Your task is to print the material below exactly as presented.

Dataset items
+ + +
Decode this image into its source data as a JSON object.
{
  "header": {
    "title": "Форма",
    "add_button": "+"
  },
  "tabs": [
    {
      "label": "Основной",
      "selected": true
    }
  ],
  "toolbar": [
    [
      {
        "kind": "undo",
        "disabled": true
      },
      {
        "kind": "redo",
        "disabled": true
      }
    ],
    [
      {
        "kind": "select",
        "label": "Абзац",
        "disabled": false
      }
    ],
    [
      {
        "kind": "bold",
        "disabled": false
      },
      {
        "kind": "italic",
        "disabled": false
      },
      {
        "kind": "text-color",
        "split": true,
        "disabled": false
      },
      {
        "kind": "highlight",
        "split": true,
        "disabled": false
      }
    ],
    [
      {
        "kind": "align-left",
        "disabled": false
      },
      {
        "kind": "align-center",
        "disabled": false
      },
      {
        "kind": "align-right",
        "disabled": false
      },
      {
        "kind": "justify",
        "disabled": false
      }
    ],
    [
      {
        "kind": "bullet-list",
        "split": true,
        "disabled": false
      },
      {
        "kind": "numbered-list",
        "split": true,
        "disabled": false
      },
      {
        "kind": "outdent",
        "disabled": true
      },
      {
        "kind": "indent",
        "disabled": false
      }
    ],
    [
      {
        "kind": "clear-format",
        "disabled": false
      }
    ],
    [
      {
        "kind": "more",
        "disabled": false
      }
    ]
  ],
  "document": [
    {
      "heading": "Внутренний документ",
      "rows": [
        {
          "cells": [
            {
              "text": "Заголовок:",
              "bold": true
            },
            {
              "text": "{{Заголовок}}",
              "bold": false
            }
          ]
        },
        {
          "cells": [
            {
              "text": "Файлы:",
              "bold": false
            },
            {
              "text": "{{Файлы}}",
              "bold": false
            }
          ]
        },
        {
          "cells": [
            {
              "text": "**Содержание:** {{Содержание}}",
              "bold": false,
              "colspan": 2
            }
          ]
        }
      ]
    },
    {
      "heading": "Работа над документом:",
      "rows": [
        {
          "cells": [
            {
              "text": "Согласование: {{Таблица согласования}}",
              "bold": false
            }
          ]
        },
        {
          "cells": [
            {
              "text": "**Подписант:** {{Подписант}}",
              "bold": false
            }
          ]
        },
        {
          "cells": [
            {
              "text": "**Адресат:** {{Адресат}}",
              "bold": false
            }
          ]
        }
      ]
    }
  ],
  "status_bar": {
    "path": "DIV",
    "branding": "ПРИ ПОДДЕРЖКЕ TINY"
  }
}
+ + +
● Solved problem
Decode this image into its source data as a JSON object.
{
  "header": {
    "title": "Форма",
    "add_button": "+"
  },
  "tabs": [
    {
      "label": "Основной",
      "selected": true
    }
  ],
  "toolbar": [
    [
      {
        "kind": "undo",
        "disabled": true
      },
      {
        "kind": "redo",
        "disabled": true
      }
    ],
    [
      {
        "kind": "select",
        "label": "Абзац",
        "disabled": false
      }
    ],
    [
      {
        "kind": "bold",
        "disabled": false
      },
      {
        "kind": "italic",
        "disabled": false
      },
      {
        "kind": "text-color",
        "split": true,
        "disabled": false
      },
      {
        "kind": "highlight",
        "split": true,
        "disabled": false
      }
    ],
    [
      {
        "kind": "align-left",
        "disabled": false
      },
      {
        "kind": "align-center",
        "disabled": false
      },
      {
        "kind": "align-right",
        "disabled": false
      },
      {
        "kind": "justify",
        "disabled": false
      }
    ],
    [
      {
        "kind": "bullet-list",
        "split": true,
        "disabled": false
      },
      {
        "kind": "numbered-list",
        "split": true,
        "disabled": false
      },
      {
        "kind": "outdent",
        "disabled": true
      },
      {
        "kind": "indent",
        "disabled": false
      }
    ],
    [
      {
        "kind": "clear-format",
        "disabled": false
      }
    ],
    [
      {
        "kind": "more",
        "disabled": false
      }
    ]
  ],
  "document": [
    {
      "heading": "Внутренний документ",
      "rows": [
        {
          "cells": [
            {
              "text": "Заголовок:",
              "bold": true
            },
            {
              "text": "{{Заголовок}}",
              "bold": false
            }
          ]
        },
        {
          "cells": [
            {
              "text": "Файлы:",
              "bold": false
            },
            {
              "text": "{{Файлы}}",
              "bold": false
            }
          ]
        },
        {
          "cells": [
            {
              "text": "**Содержание:** {{Содержание}}",
              "bold": false,
              "colspan": 2
            }
          ]
        }
      ]
    },
    {
      "heading": "Работа над документом:",
      "rows": [
        {
          "cells": [
            {
              "text": "Согласование: {{Таблица согласования}}",
              "bold": false
            }
          ]
        },
        {
          "cells": [
            {
              "text": "**Подписант:** {{Подписант}}",
              "bold": false
            }
          ]
        },
        {
          "cells": [
            {
              "text": "**Адресат:** {{Адресат}}",
              "bold": false
            }
          ]
        }
      ]
    }
  ],
  "status_bar": {
    "path": "DIV",
    "branding": "ПРИ ПОДДЕРЖКЕ TINY"
  }
}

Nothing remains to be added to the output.